- _EXERCISE_: Set all the material down again unchanged, without the pictures.

- _EXERCISE DATA_:
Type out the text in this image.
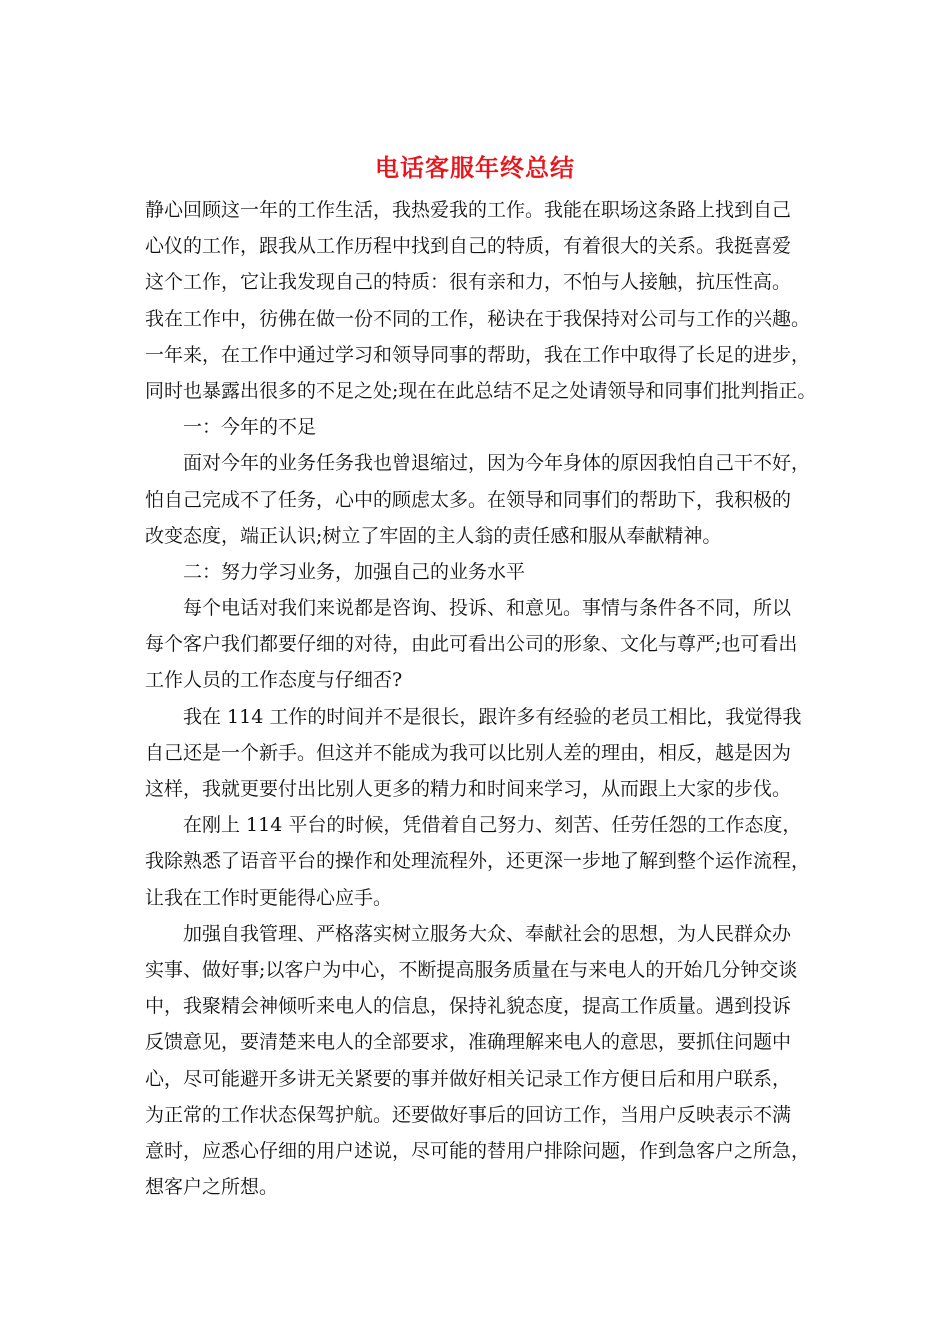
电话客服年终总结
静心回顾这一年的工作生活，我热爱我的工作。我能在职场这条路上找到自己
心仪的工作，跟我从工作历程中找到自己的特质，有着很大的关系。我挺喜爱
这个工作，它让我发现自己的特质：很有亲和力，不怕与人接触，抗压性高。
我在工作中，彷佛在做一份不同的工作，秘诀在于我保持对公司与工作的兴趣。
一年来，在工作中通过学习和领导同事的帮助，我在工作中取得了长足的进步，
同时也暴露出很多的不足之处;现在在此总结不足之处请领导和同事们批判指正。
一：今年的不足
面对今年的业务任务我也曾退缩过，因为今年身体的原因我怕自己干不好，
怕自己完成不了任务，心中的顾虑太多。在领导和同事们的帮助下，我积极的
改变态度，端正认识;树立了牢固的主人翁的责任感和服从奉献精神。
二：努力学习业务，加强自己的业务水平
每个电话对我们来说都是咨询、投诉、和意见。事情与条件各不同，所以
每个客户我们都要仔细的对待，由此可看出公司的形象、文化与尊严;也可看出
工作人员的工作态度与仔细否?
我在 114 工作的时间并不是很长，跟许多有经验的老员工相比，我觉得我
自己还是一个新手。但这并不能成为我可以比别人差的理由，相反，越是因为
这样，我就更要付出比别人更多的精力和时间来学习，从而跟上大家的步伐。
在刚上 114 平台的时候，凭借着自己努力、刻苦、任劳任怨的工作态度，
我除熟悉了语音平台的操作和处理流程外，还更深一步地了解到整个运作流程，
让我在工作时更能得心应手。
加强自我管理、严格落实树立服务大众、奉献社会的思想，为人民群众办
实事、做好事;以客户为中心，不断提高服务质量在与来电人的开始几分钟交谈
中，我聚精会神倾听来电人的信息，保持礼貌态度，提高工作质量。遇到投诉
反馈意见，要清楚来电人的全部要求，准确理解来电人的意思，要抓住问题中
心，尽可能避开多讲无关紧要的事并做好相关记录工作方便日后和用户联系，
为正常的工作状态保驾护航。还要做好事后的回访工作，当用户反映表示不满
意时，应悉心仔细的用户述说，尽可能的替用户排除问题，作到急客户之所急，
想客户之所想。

- _RESULT BELOW_:
Type out the text in this image.
电话客服年终总结
静心回顾这一年的工作生活，我热爱我的工作。我能在职场这条路上找到自己
心仪的工作，跟我从工作历程中找到自己的特质，有着很大的关系。我挺喜爱
这个工作，它让我发现自己的特质：很有亲和力，不怕与人接触，抗压性高。
我在工作中，彷佛在做一份不同的工作，秘诀在于我保持对公司与工作的兴趣。
一年来，在工作中通过学习和领导同事的帮助，我在工作中取得了长足的进步，
同时也暴露出很多的不足之处;现在在此总结不足之处请领导和同事们批判指正。
一：今年的不足
面对今年的业务任务我也曾退缩过，因为今年身体的原因我怕自己干不好，
怕自己完成不了任务，心中的顾虑太多。在领导和同事们的帮助下，我积极的
改变态度，端正认识;树立了牢固的主人翁的责任感和服从奉献精神。
二：努力学习业务，加强自己的业务水平
每个电话对我们来说都是咨询、投诉、和意见。事情与条件各不同，所以
每个客户我们都要仔细的对待，由此可看出公司的形象、文化与尊严;也可看出
工作人员的工作态度与仔细否?
我在 114 工作的时间并不是很长，跟许多有经验的老员工相比，我觉得我
自己还是一个新手。但这并不能成为我可以比别人差的理由，相反，越是因为
这样，我就更要付出比别人更多的精力和时间来学习，从而跟上大家的步伐。
在刚上 114 平台的时候，凭借着自己努力、刻苦、任劳任怨的工作态度，
我除熟悉了语音平台的操作和处理流程外，还更深一步地了解到整个运作流程，
让我在工作时更能得心应手。
加强自我管理、严格落实树立服务大众、奉献社会的思想，为人民群众办
实事、做好事;以客户为中心，不断提高服务质量在与来电人的开始几分钟交谈
中，我聚精会神倾听来电人的信息，保持礼貌态度，提高工作质量。遇到投诉
反馈意见，要清楚来电人的全部要求，准确理解来电人的意思，要抓住问题中
心，尽可能避开多讲无关紧要的事并做好相关记录工作方便日后和用户联系，
为正常的工作状态保驾护航。还要做好事后的回访工作，当用户反映表示不满
意时，应悉心仔细的用户述说，尽可能的替用户排除问题，作到急客户之所急，
想客户之所想。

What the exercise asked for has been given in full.